SUPPLIED DATA:
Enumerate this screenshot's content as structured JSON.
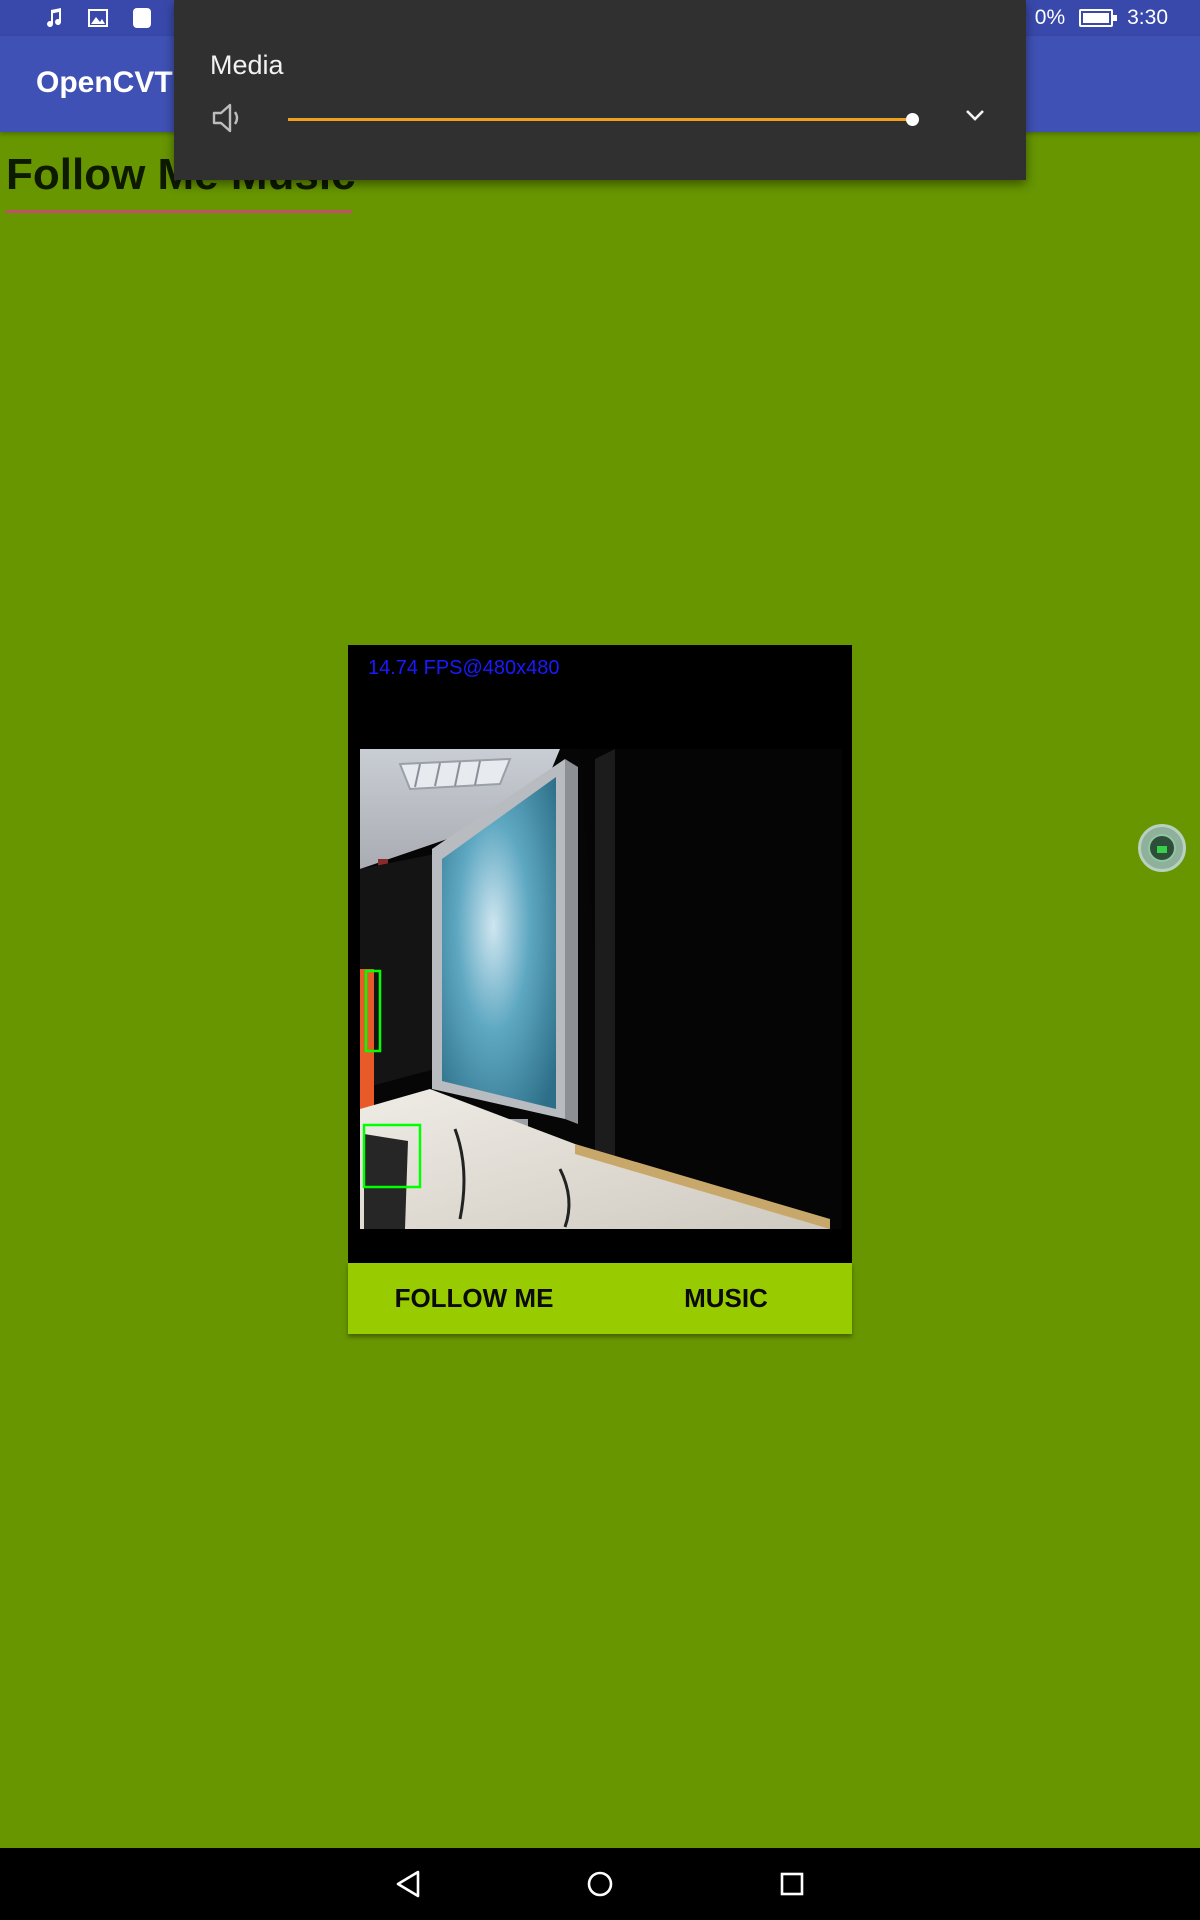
{
  "status_bar": {
    "icons": [
      "music-note-icon",
      "image-icon",
      "app-notification-icon"
    ],
    "battery_percent_text": "0%",
    "time": "3:30"
  },
  "app_bar": {
    "title": "OpenCVTE"
  },
  "page": {
    "heading": "Follow Me Music"
  },
  "volume_panel": {
    "title": "Media",
    "level": 1.0,
    "icon": "speaker-icon",
    "expand_icon": "chevron-down-icon",
    "accent_color": "#f0a020"
  },
  "camera": {
    "fps_text": "14.74 FPS@480x480"
  },
  "buttons": {
    "follow_me": "FOLLOW ME",
    "music": "MUSIC"
  },
  "nav": {
    "icons": [
      "back-icon",
      "home-icon",
      "recents-icon"
    ]
  },
  "colors": {
    "background": "#679600",
    "app_bar": "#3f51b5",
    "button_bar": "#99cc00",
    "detection_box": "#00ff00"
  }
}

EXERCISE DETAILS: Skipping the pictures, transcribe each line above exactly as it appears.

WRITTEN SOLUTION:
Enumerate this screenshot's content as structured JSON.
{
  "status_bar": {
    "icons": [
      "music-note-icon",
      "image-icon",
      "app-notification-icon"
    ],
    "battery_percent_text": "0%",
    "time": "3:30"
  },
  "app_bar": {
    "title": "OpenCVTE"
  },
  "page": {
    "heading": "Follow Me Music"
  },
  "volume_panel": {
    "title": "Media",
    "level": 1.0,
    "icon": "speaker-icon",
    "expand_icon": "chevron-down-icon",
    "accent_color": "#f0a020"
  },
  "camera": {
    "fps_text": "14.74 FPS@480x480"
  },
  "buttons": {
    "follow_me": "FOLLOW ME",
    "music": "MUSIC"
  },
  "nav": {
    "icons": [
      "back-icon",
      "home-icon",
      "recents-icon"
    ]
  },
  "colors": {
    "background": "#679600",
    "app_bar": "#3f51b5",
    "button_bar": "#99cc00",
    "detection_box": "#00ff00"
  }
}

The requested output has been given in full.